Bing and Yahoo will allow advertisers to use trademarked terms in their PPC keywords starting next month, according to paidContent, suggesting they allowed Google to fight the legal battles before adding the option to their service.
Previously Yahoo and Microsoft were stricter about the use of trademarked terms. Companies could get any ads running on their trademarked terms pulled down by sending copies of their trademark approval. No longer will Microsoft review keyword complaints.
The policy, effective March 3, states:
Microsoft appreciates the importance of trademarks and takes allegations of trademark infringement seriously. Microsoft prohibits infringement of trademarks and other intellectual property by advertisers. Advertisers are responsible for ensuring that their ads do not violate the trademark or other intellectual property rights of others. If a trademark owner is concerned that its trademark is being used improperly in ad text on ads served by either Bing or Yahoo! Search, it should first contact the advertiser directly to address the issue. If dissatisfied with the outcome, it may also wish to contact Microsoft by completing the Intellectual Property Complaints Form, and select the option 'Trademark Misuse in Ad Copy'. Once provided with all required information, Microsoft will investigate the alleged infringement and take appropriate action. See "Investigations" below for more details.
Please note that Microsoft is not a mediator. As such, Microsoft encourages trademark owners to engage directly with advertisers who they believe are misusing their trademarks.
PaidContent suggested the other engines let Google go to the expense of fighting the legal battles -- the one with Rosetta Stone being a prominent one -- and getting rulings that opened the use to others before they started to offer this option.
Either way this new use of trademark terms should open Yahoo and Bing to a big lift in PPC spends.

• Study material:
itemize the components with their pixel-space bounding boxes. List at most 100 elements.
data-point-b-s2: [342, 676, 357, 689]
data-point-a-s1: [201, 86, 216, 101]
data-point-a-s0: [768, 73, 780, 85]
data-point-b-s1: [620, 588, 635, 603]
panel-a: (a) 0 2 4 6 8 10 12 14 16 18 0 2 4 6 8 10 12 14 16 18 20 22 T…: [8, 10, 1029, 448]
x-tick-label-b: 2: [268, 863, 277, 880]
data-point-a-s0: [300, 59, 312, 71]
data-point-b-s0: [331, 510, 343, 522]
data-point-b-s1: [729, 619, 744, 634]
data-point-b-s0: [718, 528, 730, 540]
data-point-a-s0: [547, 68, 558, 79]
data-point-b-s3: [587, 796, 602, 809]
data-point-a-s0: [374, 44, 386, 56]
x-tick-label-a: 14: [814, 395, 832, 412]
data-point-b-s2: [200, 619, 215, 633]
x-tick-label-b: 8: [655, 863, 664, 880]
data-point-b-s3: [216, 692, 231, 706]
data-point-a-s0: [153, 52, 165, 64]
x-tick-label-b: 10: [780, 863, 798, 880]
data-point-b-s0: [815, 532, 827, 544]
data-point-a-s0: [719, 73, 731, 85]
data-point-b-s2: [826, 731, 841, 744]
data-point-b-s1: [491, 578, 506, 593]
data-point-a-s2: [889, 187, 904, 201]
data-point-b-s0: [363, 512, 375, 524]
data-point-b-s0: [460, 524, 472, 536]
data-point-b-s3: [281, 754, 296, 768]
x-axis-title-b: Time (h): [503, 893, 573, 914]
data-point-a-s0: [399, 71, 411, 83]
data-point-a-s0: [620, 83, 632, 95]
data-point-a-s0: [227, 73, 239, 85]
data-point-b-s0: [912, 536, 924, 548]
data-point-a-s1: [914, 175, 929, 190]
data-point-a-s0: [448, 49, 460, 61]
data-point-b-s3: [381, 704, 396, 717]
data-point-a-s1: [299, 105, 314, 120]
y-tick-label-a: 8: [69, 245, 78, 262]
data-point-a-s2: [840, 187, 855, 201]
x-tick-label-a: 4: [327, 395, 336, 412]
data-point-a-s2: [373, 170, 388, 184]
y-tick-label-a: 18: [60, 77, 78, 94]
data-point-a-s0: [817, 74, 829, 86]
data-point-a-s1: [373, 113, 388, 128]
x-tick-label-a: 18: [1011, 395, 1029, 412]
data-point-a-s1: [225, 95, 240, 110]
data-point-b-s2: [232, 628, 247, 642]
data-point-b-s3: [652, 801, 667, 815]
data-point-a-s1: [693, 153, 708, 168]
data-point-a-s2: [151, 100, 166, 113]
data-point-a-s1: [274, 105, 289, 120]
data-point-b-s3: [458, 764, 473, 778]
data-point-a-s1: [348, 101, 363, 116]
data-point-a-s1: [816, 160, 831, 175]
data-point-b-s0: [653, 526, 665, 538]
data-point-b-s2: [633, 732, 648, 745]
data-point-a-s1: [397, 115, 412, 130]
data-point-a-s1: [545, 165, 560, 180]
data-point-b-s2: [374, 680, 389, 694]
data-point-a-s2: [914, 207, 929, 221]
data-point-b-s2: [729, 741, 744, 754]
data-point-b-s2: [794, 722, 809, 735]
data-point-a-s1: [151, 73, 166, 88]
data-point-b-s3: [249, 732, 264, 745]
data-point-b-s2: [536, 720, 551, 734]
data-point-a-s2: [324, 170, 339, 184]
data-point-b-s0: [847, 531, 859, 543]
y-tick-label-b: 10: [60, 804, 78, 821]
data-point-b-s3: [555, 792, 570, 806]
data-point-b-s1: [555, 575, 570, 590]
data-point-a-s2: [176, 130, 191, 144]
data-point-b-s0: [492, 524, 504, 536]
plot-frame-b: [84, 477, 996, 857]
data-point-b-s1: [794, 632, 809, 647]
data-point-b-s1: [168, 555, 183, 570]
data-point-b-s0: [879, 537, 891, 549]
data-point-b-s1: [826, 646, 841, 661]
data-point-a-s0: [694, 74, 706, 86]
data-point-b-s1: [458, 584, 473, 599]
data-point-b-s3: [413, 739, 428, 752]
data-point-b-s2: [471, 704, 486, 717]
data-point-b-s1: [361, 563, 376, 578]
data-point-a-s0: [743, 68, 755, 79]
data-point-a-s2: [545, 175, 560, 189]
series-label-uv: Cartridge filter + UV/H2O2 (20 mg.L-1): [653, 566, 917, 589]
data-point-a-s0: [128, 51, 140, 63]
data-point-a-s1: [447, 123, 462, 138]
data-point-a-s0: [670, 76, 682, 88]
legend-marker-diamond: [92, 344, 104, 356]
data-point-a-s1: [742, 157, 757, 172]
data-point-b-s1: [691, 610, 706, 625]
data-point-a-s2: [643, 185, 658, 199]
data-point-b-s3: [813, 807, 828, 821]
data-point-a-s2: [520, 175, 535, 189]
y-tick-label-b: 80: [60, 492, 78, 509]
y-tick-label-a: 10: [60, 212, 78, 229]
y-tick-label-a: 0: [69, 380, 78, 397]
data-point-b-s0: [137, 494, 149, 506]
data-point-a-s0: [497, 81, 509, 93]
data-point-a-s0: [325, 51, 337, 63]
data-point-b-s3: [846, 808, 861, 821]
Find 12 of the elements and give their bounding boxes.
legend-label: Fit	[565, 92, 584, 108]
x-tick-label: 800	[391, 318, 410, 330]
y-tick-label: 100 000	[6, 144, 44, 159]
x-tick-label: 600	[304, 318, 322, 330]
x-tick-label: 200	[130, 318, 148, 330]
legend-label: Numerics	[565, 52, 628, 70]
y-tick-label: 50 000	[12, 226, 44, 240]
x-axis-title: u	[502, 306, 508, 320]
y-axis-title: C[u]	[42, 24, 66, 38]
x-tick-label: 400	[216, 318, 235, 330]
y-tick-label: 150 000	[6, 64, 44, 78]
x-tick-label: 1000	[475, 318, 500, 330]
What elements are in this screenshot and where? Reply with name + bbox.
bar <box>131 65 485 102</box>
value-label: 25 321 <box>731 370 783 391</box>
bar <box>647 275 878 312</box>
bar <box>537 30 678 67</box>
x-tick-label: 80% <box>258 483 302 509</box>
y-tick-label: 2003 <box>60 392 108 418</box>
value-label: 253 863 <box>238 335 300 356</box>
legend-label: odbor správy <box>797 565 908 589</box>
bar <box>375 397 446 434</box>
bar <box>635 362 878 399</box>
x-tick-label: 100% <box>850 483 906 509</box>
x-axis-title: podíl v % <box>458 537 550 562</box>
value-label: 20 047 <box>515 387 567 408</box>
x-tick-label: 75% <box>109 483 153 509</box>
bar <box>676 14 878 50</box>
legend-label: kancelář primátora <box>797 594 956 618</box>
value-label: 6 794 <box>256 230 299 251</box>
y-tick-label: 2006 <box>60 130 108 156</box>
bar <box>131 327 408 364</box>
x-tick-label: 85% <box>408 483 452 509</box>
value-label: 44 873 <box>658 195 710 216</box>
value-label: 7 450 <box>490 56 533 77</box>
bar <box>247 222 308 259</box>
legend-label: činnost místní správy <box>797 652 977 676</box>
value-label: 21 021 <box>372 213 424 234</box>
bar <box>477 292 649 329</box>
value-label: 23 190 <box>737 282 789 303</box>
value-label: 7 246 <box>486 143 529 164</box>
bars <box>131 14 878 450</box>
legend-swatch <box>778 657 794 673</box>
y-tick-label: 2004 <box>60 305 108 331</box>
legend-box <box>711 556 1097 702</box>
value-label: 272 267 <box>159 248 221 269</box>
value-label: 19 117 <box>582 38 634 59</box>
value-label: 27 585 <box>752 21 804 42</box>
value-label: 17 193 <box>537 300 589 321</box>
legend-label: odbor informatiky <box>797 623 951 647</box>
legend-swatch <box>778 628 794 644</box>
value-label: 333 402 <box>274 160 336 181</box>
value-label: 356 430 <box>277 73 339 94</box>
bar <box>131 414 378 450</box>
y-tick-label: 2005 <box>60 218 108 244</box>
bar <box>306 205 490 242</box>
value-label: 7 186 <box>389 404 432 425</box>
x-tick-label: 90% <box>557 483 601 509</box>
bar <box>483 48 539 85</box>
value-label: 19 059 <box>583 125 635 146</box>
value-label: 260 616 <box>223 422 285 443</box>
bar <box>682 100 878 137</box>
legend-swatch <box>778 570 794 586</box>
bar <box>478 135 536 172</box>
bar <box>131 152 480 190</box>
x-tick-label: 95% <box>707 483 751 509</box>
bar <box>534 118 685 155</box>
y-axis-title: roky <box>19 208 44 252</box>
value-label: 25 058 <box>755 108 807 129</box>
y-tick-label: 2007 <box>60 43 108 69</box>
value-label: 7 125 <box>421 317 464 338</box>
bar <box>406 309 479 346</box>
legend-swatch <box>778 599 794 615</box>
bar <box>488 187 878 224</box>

• Required work:
1) According to the trademark article, on what date does Microsoft's new policy take effect?
2) Please quote the stretch of the trademark article from "Please note that" through "offer this option." word for word.
The data is separate from the article on trademark keywords.

• List of answers:
1) March 3

2)
Please note that Microsoft is not a mediator. As such, Microsoft encourages trademark owners to engage directly with advertisers who they believe are misusing their trademarks.
PaidContent suggested the other engines let Google go to the expense of fighting the legal battles -- the one with Rosetta Stone being a prominent one -- and getting rulings that opened the use to others before they started to offer this option.